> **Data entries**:
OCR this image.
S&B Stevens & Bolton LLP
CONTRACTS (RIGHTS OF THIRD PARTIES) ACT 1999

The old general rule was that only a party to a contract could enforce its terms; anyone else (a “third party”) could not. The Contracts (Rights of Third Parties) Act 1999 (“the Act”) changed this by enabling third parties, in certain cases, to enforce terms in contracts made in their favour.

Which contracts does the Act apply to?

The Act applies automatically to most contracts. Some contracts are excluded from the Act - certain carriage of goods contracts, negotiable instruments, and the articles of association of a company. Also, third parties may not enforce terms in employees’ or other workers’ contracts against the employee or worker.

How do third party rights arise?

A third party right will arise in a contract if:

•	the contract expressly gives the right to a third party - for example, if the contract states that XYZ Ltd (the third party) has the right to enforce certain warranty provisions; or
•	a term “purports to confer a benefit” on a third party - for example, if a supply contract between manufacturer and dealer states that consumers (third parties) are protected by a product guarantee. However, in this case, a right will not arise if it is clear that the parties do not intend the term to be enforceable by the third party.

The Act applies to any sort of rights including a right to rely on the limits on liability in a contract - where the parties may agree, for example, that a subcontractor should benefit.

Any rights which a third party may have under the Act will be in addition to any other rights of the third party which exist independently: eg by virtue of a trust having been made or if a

> **THE TASK**: Pick out and copy the lines of the entries that hold the string "this".

> **WRITTEN ANSWER**:
OCR this image.
The old general rule was that only a party to a contract could enforce its terms; anyone else (a “third party”) could not. The Contracts (Rights of Third Parties) Act 1999 (“the Act”) changed this by enabling third parties, in certain cases, to enforce terms in contracts made in their favour.
•	a term “purports to confer a benefit” on a third party - for example, if a supply contract between manufacturer and dealer states that consumers (third parties) are protected by a product guarantee. However, in this case, a right will not arise if it is clear that the parties do not intend the term to be enforceable by the third party.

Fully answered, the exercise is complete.